→ **WHAT YOU ARE ASKED TO DO**
Seek out every line containing the word "professionnelle", and copy each.
Start MATERIAL PROVIDED
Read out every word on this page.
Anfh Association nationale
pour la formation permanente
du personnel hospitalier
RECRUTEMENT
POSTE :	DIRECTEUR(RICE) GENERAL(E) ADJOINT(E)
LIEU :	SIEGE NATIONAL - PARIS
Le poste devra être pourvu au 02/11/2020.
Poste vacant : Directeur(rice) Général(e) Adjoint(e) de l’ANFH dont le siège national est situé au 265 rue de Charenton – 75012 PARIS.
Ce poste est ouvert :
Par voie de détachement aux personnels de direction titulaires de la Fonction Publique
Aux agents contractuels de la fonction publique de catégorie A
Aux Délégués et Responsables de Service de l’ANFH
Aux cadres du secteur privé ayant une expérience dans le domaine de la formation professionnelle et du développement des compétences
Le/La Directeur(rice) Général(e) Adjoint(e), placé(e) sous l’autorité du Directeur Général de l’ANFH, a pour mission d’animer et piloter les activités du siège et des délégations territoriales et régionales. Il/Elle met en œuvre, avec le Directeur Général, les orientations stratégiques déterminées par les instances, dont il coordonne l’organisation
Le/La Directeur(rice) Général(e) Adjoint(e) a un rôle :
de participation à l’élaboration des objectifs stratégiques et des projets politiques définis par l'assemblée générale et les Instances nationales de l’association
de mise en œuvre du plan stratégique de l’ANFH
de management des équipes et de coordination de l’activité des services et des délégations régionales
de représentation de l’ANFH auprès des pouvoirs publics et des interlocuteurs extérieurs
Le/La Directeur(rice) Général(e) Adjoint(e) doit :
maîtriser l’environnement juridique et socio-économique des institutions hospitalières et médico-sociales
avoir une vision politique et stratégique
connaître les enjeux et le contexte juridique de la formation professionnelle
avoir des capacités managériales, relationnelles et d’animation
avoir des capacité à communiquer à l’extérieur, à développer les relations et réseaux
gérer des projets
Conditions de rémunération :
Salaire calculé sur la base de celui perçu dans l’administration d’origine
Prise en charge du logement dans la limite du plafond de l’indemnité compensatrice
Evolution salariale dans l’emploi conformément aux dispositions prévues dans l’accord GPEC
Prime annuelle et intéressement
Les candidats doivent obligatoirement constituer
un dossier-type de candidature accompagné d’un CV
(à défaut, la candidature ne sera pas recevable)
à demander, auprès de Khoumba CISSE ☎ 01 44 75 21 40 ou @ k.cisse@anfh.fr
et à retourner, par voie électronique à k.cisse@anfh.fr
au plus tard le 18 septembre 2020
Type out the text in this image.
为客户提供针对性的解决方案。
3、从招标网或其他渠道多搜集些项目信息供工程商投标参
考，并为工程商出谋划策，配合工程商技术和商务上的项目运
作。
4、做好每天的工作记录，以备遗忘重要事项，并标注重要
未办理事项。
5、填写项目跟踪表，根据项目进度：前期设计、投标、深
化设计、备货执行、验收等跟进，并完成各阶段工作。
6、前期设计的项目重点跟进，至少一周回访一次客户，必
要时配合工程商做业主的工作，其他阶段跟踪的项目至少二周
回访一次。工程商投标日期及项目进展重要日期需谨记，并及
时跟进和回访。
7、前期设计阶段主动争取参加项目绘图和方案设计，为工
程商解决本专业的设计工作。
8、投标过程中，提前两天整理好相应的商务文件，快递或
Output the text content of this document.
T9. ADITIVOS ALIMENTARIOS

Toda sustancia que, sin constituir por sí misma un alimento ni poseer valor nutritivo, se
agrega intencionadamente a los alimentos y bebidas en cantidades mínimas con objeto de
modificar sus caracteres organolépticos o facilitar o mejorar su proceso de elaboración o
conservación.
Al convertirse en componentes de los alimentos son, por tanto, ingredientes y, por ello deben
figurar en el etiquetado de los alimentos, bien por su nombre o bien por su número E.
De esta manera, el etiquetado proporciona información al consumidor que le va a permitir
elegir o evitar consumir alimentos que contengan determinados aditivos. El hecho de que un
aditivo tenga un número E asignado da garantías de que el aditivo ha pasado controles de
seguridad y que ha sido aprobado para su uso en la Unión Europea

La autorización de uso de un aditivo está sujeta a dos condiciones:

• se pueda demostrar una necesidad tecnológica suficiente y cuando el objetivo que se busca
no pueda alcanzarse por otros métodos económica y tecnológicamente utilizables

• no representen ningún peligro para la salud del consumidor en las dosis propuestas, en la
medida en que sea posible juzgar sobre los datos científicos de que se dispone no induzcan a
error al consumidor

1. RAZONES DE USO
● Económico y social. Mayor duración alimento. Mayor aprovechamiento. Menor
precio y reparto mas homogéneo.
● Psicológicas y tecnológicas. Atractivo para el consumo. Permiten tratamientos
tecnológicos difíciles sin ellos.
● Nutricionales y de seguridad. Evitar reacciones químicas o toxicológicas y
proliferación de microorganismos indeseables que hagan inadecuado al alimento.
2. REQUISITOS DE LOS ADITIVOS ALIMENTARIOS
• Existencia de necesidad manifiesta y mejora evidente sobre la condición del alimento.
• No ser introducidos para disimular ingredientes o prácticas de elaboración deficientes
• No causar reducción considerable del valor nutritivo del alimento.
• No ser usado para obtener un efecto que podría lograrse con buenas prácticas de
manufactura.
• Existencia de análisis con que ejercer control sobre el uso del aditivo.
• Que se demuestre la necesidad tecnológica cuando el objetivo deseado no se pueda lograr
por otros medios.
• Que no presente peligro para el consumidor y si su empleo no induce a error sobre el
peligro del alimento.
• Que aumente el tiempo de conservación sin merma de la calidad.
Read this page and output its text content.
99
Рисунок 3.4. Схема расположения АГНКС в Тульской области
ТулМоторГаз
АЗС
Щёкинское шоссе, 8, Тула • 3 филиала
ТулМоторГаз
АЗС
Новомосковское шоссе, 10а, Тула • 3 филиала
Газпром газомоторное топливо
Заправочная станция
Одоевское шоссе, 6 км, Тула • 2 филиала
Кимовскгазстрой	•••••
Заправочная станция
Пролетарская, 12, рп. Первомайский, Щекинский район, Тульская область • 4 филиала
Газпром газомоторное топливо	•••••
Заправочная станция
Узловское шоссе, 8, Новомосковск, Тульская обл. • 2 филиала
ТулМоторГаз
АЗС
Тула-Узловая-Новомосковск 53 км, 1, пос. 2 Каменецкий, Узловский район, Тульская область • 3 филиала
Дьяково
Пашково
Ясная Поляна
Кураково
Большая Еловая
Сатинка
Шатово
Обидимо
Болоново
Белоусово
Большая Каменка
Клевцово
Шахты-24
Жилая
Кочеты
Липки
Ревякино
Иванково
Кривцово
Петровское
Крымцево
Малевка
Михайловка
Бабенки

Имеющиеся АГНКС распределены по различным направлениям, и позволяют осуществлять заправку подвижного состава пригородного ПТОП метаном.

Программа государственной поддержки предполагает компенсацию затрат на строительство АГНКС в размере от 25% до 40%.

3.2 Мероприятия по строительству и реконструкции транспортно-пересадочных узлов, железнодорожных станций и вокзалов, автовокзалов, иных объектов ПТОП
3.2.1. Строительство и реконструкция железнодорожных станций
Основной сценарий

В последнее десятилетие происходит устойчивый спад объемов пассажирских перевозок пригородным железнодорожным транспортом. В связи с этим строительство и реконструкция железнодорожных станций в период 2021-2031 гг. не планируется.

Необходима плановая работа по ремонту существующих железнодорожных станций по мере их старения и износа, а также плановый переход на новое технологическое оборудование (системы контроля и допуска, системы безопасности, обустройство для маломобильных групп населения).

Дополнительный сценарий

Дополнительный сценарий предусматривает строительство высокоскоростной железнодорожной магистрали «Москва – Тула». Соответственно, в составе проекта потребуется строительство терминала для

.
End MATERIAL PROVIDED
→ **EXPECTED ANSWER**
Aux cadres du secteur privé ayant une expérience dans le domaine de la formation professionnelle et du développement des compétences
connaître les enjeux et le contexte juridique de la formation professionnelle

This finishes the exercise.